Recorded data
^^^^^^^^

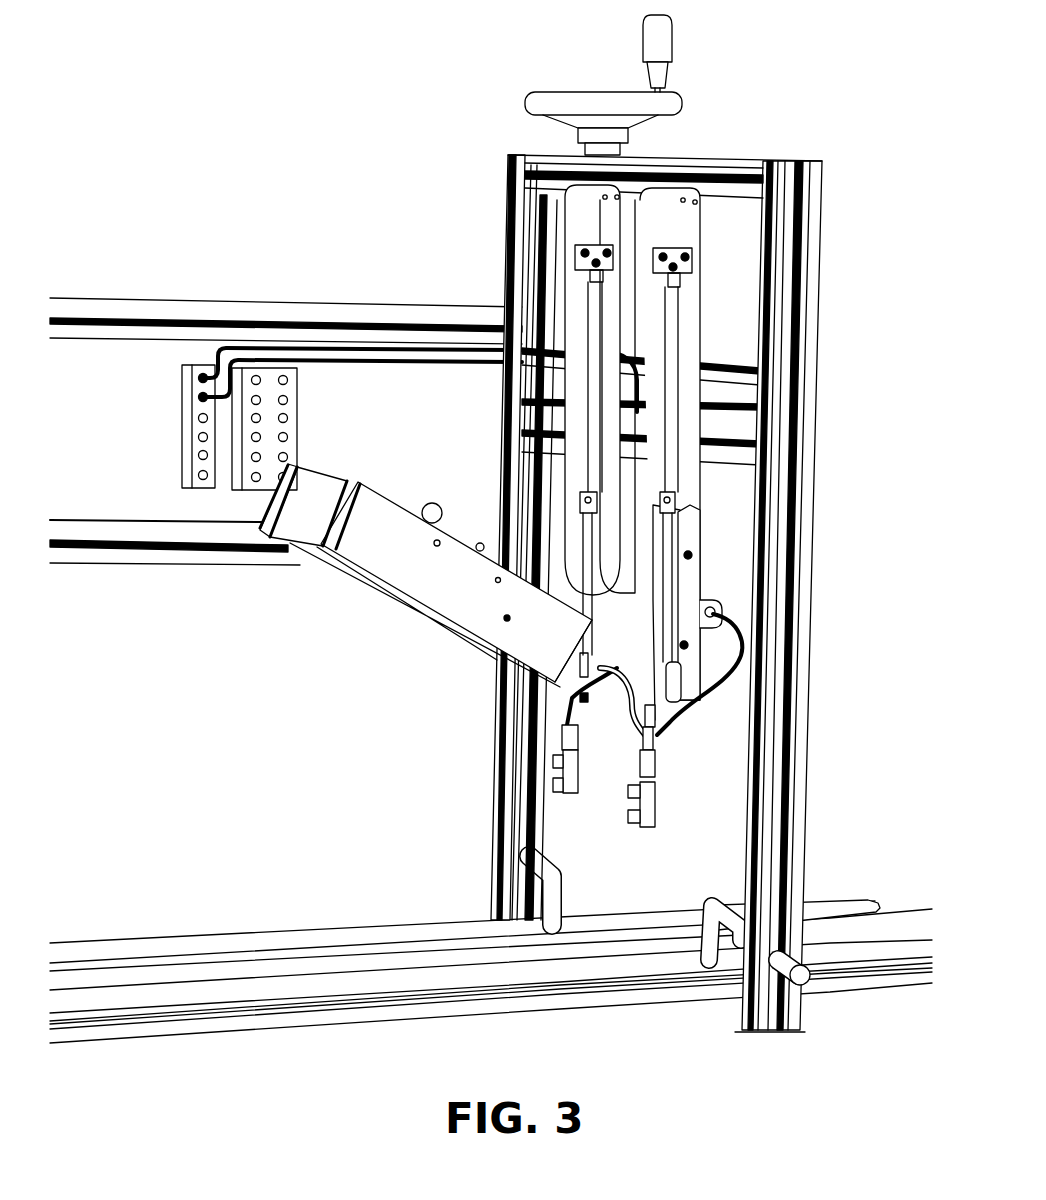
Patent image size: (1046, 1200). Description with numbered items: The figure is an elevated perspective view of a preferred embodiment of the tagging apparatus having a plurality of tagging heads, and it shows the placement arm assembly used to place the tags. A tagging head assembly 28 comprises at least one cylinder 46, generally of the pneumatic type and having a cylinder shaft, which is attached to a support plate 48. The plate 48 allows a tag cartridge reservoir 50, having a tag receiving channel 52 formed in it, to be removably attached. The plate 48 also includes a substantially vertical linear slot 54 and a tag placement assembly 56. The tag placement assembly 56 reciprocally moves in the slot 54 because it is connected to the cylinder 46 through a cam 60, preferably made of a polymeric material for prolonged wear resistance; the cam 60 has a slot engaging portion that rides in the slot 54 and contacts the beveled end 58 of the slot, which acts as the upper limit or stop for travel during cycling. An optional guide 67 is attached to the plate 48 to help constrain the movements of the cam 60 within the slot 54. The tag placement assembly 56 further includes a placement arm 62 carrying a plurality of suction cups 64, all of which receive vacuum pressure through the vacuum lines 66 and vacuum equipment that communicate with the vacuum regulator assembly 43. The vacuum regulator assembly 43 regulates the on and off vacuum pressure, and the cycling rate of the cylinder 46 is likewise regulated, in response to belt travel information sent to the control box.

The tagging head assembly 28 is at (693, 180).
The vacuum regulator assembly 43 is at (205, 362).
The cylinder 46 is at (672, 418).
The support plate 48 is at (625, 625).
The tag cartridge reservoir 50 is at (397, 582).
The tag receiving channel 52 is at (330, 538).
The linear slot 54 is at (660, 560).
The tag placement assembly 56 is at (658, 778).
The beveled end 58 is at (657, 517).
The cam 60 is at (676, 680).
The placement arm 62 is at (650, 848).
The suction cups 64 is at (632, 818).
The vacuum lines 66 is at (697, 600).
The guide 67 is at (697, 697).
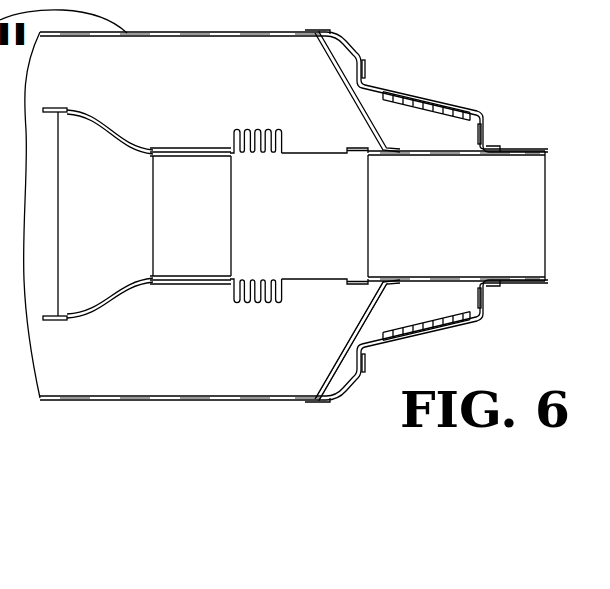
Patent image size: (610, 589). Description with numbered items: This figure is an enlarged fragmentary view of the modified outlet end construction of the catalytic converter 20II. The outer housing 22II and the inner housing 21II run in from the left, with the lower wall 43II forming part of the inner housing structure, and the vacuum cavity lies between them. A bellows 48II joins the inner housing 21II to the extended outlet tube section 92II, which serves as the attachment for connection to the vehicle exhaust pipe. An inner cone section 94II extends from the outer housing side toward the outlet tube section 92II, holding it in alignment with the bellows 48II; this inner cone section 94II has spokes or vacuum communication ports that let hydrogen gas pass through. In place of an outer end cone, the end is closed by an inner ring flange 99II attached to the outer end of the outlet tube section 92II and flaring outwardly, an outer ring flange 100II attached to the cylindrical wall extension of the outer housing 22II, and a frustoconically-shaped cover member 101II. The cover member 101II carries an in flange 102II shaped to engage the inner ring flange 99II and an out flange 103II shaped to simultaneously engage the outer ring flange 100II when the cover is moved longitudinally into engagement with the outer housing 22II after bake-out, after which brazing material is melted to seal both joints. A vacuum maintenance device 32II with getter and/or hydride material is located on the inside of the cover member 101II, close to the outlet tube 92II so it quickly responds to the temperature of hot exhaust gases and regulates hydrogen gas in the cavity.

The outer ring flange 100II is at (355, 57).
The catalytic converter 20II is at (425, 34).
The out flange 103II is at (364, 70).
The in flange 102II is at (583, 73).
The frustoconically-shaped member 101II is at (448, 104).
The inner ring flange 99II is at (493, 151).
The extended outlet tube section 92II is at (437, 157).
The inner housing 21II is at (140, 102).
The bellows 48II is at (242, 127).
The vacuum maintenance device 32II is at (405, 117).
The lower curved pipe wall 43II is at (113, 310).
The inner cone section 94II is at (357, 333).
The outer housing 22II is at (190, 410).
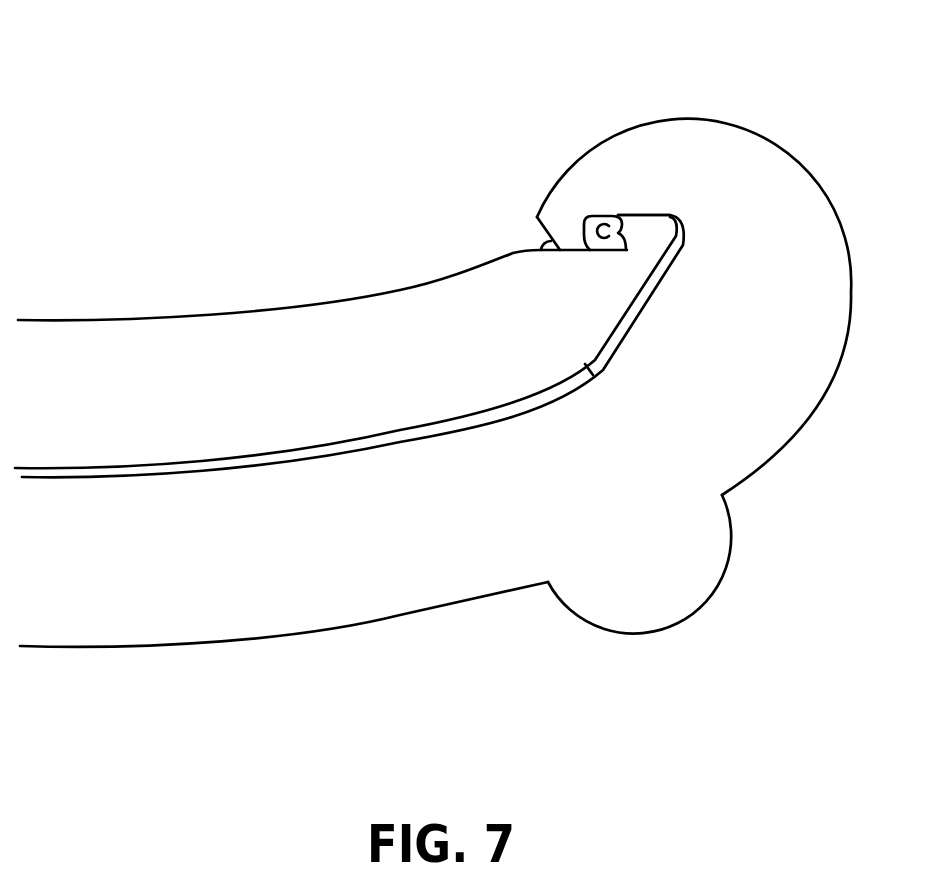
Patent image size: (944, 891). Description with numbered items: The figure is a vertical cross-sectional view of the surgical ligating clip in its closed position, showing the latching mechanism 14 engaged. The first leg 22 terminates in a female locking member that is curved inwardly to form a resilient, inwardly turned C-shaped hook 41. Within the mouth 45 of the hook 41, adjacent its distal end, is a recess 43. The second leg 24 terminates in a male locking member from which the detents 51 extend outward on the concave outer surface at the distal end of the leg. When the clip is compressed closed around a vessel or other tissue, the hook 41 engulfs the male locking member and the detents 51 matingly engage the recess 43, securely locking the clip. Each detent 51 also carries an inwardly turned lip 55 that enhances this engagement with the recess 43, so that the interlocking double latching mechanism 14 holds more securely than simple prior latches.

The latching mechanism 14 is at (455, 171).
The first leg 22 is at (395, 528).
The second leg 24 is at (378, 385).
The hook 41 is at (780, 142).
The recess 43 is at (633, 217).
The mouth 45 is at (652, 320).
The detents 51 is at (668, 252).
The inwardly turned lip 55 is at (610, 216).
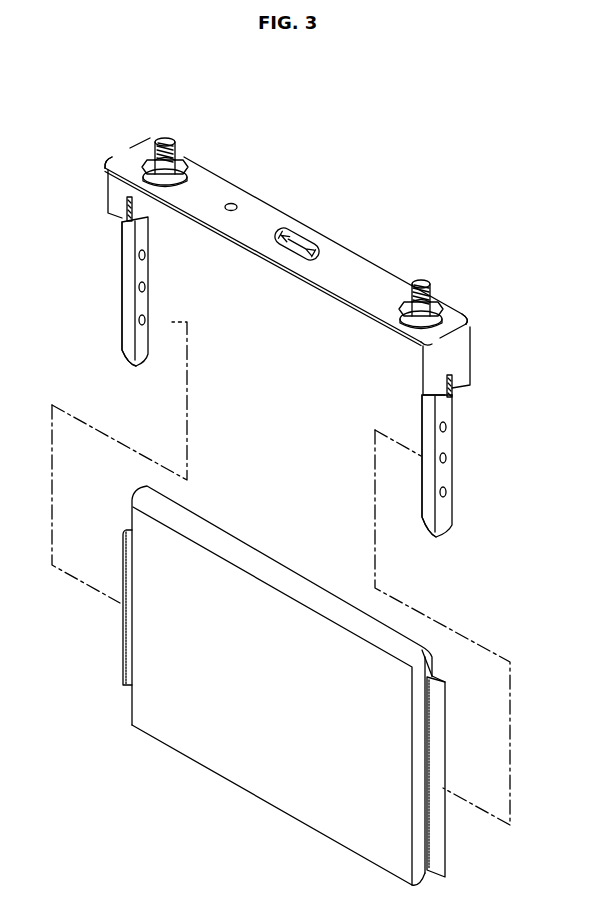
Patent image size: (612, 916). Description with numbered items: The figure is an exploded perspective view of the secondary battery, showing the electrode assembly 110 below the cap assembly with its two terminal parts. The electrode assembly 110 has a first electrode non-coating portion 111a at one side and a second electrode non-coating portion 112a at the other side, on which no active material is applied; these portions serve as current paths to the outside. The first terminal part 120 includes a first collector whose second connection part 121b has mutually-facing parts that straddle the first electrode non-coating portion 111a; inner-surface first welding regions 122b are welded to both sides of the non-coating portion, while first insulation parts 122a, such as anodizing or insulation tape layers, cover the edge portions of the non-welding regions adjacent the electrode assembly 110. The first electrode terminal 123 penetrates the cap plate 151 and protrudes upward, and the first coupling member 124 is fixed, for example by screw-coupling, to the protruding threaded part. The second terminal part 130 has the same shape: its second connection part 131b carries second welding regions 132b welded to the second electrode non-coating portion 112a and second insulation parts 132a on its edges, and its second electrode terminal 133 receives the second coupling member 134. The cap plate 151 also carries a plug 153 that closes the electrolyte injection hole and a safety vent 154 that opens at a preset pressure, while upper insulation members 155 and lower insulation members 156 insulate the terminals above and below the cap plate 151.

The electrode assembly 110 is at (282, 540).
The first electrode non-coating portion 111a is at (128, 637).
The second electrode non-coating portion 112a is at (427, 881).
The first terminal part 120 is at (163, 116).
The second connection part 121b is at (122, 258).
The first insulation parts 122a is at (140, 337).
The first welding regions 122b is at (146, 320).
The first electrode terminal 123 is at (170, 138).
The first coupling member 124 is at (180, 152).
The second terminal part 130 is at (410, 262).
The second connection part 131b is at (432, 421).
The second insulation parts 132a is at (428, 508).
The second welding regions 132b is at (447, 492).
The second electrode terminal 133 is at (422, 282).
The second coupling member 134 is at (440, 300).
The cap plate 151 is at (268, 212).
The plug 153 is at (233, 203).
The safety vent 154 is at (312, 236).
The upper insulation members 155 is at (218, 163).
The lower insulation members 156 is at (108, 176).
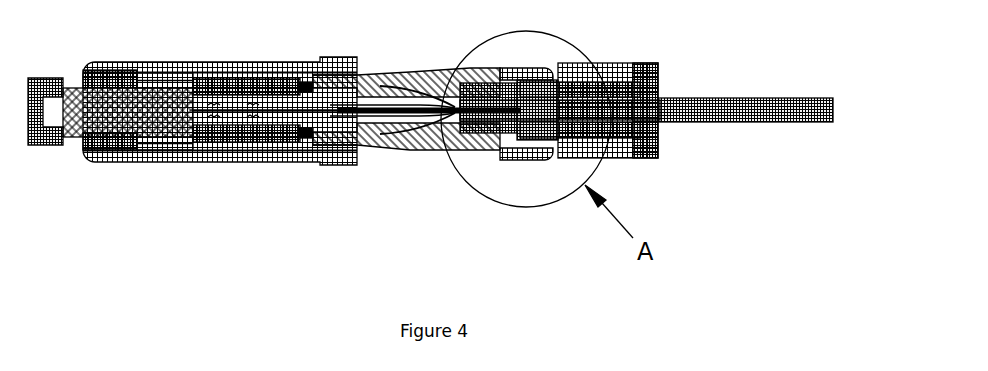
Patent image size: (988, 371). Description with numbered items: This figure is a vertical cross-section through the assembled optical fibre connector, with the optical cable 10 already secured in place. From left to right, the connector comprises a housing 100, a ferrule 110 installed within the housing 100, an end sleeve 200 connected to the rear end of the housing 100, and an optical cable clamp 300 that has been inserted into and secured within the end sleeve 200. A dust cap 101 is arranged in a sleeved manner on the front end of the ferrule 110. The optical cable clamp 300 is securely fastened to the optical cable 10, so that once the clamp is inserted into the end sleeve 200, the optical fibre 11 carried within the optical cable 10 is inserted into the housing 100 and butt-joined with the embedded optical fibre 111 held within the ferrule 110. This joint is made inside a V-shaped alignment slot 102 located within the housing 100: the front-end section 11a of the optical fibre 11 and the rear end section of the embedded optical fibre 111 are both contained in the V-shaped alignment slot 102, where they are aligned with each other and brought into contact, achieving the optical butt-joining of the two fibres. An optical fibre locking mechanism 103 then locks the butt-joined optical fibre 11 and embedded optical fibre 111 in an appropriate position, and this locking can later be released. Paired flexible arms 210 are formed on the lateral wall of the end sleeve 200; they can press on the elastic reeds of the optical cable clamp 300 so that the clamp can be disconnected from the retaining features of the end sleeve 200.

The optical cable 10 is at (725, 98).
The optical fibre 11 is at (413, 148).
The front-end section 11a is at (240, 153).
The housing 100 is at (212, 62).
The dust cap 101 is at (57, 78).
The V-shaped alignment slot 102 is at (226, 130).
The optical fibre locking mechanism 103 is at (263, 157).
The ferrule 110 is at (112, 158).
The embedded optical fibre 111 is at (188, 122).
The end sleeve 200 is at (413, 70).
The flexible arms 210 is at (517, 152).
The optical cable clamp 300 is at (627, 150).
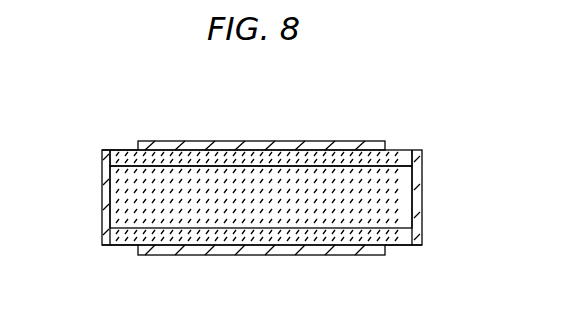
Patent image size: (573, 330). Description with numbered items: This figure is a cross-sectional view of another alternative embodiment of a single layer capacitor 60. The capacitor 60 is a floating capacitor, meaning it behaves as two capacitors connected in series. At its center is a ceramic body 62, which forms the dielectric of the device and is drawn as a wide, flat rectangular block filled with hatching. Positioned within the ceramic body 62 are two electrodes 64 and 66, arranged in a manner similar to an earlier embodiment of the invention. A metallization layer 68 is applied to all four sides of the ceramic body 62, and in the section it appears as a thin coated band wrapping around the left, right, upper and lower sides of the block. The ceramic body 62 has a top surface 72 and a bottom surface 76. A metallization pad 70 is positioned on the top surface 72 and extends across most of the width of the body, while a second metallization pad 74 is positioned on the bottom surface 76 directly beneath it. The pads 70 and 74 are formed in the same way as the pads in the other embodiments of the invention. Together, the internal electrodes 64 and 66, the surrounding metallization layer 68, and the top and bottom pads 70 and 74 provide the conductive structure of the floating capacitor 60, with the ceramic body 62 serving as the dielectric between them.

^^^^^^^^

**Exercise brief:**
Rewrite the entries as a numbered list, from the line with "Patent image size: (944, 891)." to the line with "The mouth 45 is at (652, 320).", both included. Leave out any blank lines.

**Task response:**
1. Patent image size: (944, 891). Description with numbered items: The figure is a vertical cross-sectional view of the surgical ligating clip in its closed position, showing the latching mechanism 14 engaged. The first leg 22 terminates in a female locking member that is curved inwardly to form a resilient, inwardly turned C-shaped hook 41. Within the mouth 45 of the hook 41, adjacent its distal end, is a recess 43. The second leg 24 terminates in a male locking member from which the detents 51 extend outward on the concave outer surface at the distal end of the leg. When the clip is compressed closed around a vessel or other tissue, the hook 41 engulfs the male locking member and the detents 51 matingly engage the recess 43, securely locking the clip. Each detent 51 also carries an inwardly turned lip 55 that enhances this engagement with the recess 43, so that the interlocking double latching mechanism 14 holds more securely than simple prior latches.
2. The latching mechanism 14 is at (455, 171).
3. The first leg 22 is at (395, 528).
4. The second leg 24 is at (378, 385).
5. The hook 41 is at (780, 142).
6. The recess 43 is at (633, 217).
7. The mouth 45 is at (652, 320).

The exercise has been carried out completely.